— start of Exercise data —

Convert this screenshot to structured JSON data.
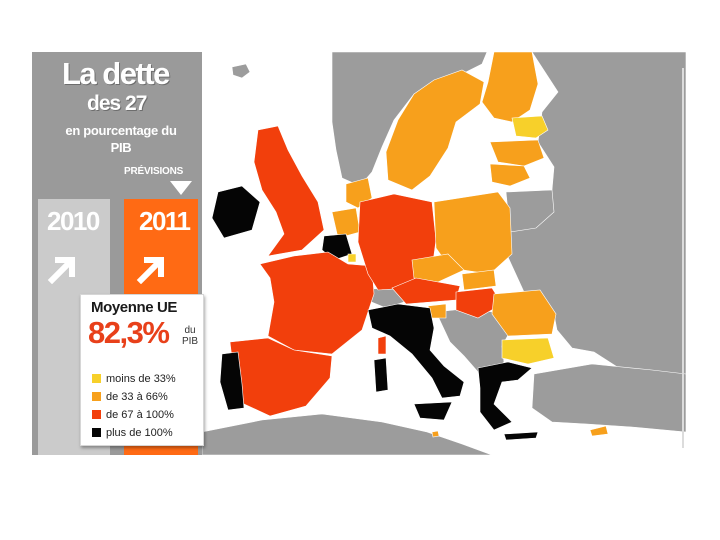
{
  "title": {
    "line1": "La dette",
    "line2": "des 27",
    "subtitle": "en pourcentage du PIB"
  },
  "previsions_label": "PRÉVISIONS",
  "years": {
    "past": "2010",
    "forecast": "2011"
  },
  "trend": {
    "2010": "rising-arrow",
    "2011": "rising-arrow"
  },
  "legend": {
    "heading": "Moyenne UE",
    "average": "82,3%",
    "average_unit": "du PIB",
    "categories": [
      {
        "label": "moins de 33%",
        "color": "#f7d02a"
      },
      {
        "label": "de 33 à 66%",
        "color": "#f7a01c"
      },
      {
        "label": "de 67 à 100%",
        "color": "#f23f0c"
      },
      {
        "label": "plus de 100%",
        "color": "#050505"
      }
    ]
  },
  "colors": {
    "non_eu": "#9c9c9c",
    "sea": "#ffffff",
    "panel": "#9a9a9a",
    "column_2010": "#cbcbcb",
    "column_2011": "#ff6a14",
    "accent": "#e8401a"
  },
  "regions": [
    {
      "name": "Finlande",
      "category": 1
    },
    {
      "name": "Suède",
      "category": 1
    },
    {
      "name": "Estonie",
      "category": 0
    },
    {
      "name": "Lettonie",
      "category": 1
    },
    {
      "name": "Lituanie",
      "category": 1
    },
    {
      "name": "Danemark",
      "category": 1
    },
    {
      "name": "Irlande",
      "category": 3
    },
    {
      "name": "Royaume-Uni",
      "category": 2
    },
    {
      "name": "Pays-Bas",
      "category": 1
    },
    {
      "name": "Belgique",
      "category": 3
    },
    {
      "name": "Luxembourg",
      "category": 0
    },
    {
      "name": "France",
      "category": 2
    },
    {
      "name": "Espagne",
      "category": 2
    },
    {
      "name": "Portugal",
      "category": 3
    },
    {
      "name": "Allemagne",
      "category": 2
    },
    {
      "name": "Pologne",
      "category": 1
    },
    {
      "name": "République tchèque",
      "category": 1
    },
    {
      "name": "Slovaquie",
      "category": 1
    },
    {
      "name": "Autriche",
      "category": 2
    },
    {
      "name": "Hongrie",
      "category": 2
    },
    {
      "name": "Slovénie",
      "category": 1
    },
    {
      "name": "Italie",
      "category": 3
    },
    {
      "name": "Malte",
      "category": 1
    },
    {
      "name": "Roumanie",
      "category": 1
    },
    {
      "name": "Bulgarie",
      "category": 0
    },
    {
      "name": "Grèce",
      "category": 3
    },
    {
      "name": "Chypre",
      "category": 1
    }
  ]
}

— end of Exercise data —

• [Set problem] Pictures don't belong in the copy. Transcribe every record exactly as it appears.

• [Solution to this exercise]
Convert this screenshot to structured JSON data.
{
  "title": {
    "line1": "La dette",
    "line2": "des 27",
    "subtitle": "en pourcentage du PIB"
  },
  "previsions_label": "PRÉVISIONS",
  "years": {
    "past": "2010",
    "forecast": "2011"
  },
  "trend": {
    "2010": "rising-arrow",
    "2011": "rising-arrow"
  },
  "legend": {
    "heading": "Moyenne UE",
    "average": "82,3%",
    "average_unit": "du PIB",
    "categories": [
      {
        "label": "moins de 33%",
        "color": "#f7d02a"
      },
      {
        "label": "de 33 à 66%",
        "color": "#f7a01c"
      },
      {
        "label": "de 67 à 100%",
        "color": "#f23f0c"
      },
      {
        "label": "plus de 100%",
        "color": "#050505"
      }
    ]
  },
  "colors": {
    "non_eu": "#9c9c9c",
    "sea": "#ffffff",
    "panel": "#9a9a9a",
    "column_2010": "#cbcbcb",
    "column_2011": "#ff6a14",
    "accent": "#e8401a"
  },
  "regions": [
    {
      "name": "Finlande",
      "category": 1
    },
    {
      "name": "Suède",
      "category": 1
    },
    {
      "name": "Estonie",
      "category": 0
    },
    {
      "name": "Lettonie",
      "category": 1
    },
    {
      "name": "Lituanie",
      "category": 1
    },
    {
      "name": "Danemark",
      "category": 1
    },
    {
      "name": "Irlande",
      "category": 3
    },
    {
      "name": "Royaume-Uni",
      "category": 2
    },
    {
      "name": "Pays-Bas",
      "category": 1
    },
    {
      "name": "Belgique",
      "category": 3
    },
    {
      "name": "Luxembourg",
      "category": 0
    },
    {
      "name": "France",
      "category": 2
    },
    {
      "name": "Espagne",
      "category": 2
    },
    {
      "name": "Portugal",
      "category": 3
    },
    {
      "name": "Allemagne",
      "category": 2
    },
    {
      "name": "Pologne",
      "category": 1
    },
    {
      "name": "République tchèque",
      "category": 1
    },
    {
      "name": "Slovaquie",
      "category": 1
    },
    {
      "name": "Autriche",
      "category": 2
    },
    {
      "name": "Hongrie",
      "category": 2
    },
    {
      "name": "Slovénie",
      "category": 1
    },
    {
      "name": "Italie",
      "category": 3
    },
    {
      "name": "Malte",
      "category": 1
    },
    {
      "name": "Roumanie",
      "category": 1
    },
    {
      "name": "Bulgarie",
      "category": 0
    },
    {
      "name": "Grèce",
      "category": 3
    },
    {
      "name": "Chypre",
      "category": 1
    }
  ]
}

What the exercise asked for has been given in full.